GIVEN TASK: Locate the lines of the listing below that hold "Make", then copy each of them.

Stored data
☆ ☆ ☆ ☆ ☆ ☆ ☆
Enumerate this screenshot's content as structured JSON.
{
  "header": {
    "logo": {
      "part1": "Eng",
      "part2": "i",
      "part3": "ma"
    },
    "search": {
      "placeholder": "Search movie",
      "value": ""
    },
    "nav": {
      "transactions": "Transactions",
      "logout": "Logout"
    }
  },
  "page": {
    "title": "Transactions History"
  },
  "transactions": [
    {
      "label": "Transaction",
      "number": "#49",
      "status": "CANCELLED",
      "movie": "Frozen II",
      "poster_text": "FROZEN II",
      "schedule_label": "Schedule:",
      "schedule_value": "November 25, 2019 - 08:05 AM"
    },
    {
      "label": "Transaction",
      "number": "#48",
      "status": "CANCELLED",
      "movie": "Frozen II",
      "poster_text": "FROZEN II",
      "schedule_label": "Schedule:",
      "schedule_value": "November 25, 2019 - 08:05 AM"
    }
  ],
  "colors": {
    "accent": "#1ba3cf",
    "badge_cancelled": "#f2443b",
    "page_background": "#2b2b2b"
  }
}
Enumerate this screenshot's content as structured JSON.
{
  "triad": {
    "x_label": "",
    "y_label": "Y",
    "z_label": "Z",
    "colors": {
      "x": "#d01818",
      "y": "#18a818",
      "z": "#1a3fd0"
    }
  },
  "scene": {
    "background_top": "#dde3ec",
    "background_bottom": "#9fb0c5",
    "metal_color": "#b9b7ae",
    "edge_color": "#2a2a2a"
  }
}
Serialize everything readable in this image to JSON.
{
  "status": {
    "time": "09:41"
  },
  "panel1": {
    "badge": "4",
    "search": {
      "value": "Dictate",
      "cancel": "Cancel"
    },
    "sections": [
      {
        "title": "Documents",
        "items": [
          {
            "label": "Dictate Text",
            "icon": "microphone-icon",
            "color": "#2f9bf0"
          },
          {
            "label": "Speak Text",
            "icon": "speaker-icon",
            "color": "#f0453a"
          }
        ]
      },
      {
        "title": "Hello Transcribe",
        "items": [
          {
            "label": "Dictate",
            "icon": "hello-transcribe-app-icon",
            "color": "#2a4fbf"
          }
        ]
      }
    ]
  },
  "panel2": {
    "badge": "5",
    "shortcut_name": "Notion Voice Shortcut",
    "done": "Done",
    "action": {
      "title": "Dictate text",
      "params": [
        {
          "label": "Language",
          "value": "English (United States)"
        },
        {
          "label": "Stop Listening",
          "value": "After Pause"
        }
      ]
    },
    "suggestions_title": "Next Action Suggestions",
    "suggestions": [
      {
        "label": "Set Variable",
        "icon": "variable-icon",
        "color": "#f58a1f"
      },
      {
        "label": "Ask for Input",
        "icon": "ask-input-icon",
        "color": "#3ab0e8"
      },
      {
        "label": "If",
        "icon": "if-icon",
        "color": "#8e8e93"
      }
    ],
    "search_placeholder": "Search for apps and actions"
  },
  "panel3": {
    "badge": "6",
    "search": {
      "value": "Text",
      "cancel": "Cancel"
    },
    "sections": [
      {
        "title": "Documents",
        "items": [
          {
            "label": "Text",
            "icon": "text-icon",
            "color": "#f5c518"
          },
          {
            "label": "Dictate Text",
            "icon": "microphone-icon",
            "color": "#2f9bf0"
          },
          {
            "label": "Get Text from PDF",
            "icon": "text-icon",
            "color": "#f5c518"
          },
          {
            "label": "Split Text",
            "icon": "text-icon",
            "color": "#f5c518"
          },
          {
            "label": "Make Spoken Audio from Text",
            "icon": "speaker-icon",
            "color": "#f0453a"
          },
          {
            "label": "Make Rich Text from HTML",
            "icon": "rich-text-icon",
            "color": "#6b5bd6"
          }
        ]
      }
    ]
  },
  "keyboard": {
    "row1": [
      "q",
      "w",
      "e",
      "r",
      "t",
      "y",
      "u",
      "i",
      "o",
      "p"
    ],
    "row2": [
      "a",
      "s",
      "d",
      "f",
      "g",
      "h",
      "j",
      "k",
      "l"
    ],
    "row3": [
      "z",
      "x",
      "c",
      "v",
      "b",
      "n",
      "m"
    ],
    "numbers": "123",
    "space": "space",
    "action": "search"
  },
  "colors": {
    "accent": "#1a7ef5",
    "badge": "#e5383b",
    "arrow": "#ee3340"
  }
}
☆ ☆ ☆ ☆ ☆ ☆ ☆
SOLUTION TO THE EXERCISE:
            "label": "Make Spoken Audio from Text",
            "label": "Make Rich Text from HTML",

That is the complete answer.